The input:

──────────

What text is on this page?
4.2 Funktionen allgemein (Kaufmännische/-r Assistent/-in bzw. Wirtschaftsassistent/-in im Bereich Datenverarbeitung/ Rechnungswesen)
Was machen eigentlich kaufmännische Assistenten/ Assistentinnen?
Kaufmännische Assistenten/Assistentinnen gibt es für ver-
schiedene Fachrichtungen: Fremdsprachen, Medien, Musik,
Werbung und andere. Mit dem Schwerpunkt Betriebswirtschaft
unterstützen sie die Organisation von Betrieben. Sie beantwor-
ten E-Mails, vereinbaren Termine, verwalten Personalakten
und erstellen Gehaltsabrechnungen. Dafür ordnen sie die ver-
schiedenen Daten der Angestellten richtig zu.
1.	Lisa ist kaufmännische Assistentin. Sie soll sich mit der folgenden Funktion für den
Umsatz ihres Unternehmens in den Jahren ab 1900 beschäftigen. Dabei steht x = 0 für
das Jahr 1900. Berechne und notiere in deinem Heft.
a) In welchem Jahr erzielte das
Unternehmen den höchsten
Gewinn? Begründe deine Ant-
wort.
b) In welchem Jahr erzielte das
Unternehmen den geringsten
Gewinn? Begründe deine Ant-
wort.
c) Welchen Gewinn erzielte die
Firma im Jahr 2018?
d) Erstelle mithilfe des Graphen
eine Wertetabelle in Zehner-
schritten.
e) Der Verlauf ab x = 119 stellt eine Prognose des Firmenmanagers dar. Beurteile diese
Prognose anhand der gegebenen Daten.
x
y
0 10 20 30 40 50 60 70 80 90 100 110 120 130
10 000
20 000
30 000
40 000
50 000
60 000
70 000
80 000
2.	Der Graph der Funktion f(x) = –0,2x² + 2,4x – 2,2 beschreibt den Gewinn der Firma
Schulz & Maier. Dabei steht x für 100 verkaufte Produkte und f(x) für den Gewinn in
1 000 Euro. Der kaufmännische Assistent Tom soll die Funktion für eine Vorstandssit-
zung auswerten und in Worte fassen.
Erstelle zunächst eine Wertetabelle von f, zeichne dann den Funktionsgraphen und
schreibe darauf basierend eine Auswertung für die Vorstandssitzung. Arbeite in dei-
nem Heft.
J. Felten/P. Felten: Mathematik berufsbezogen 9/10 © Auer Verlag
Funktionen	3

──────────

Do this:
Copy out each line of the entries that holds "Heft".

Answer to this task:
das Jahr 1900. Berechne und notiere in deinem Heft.
nem Heft.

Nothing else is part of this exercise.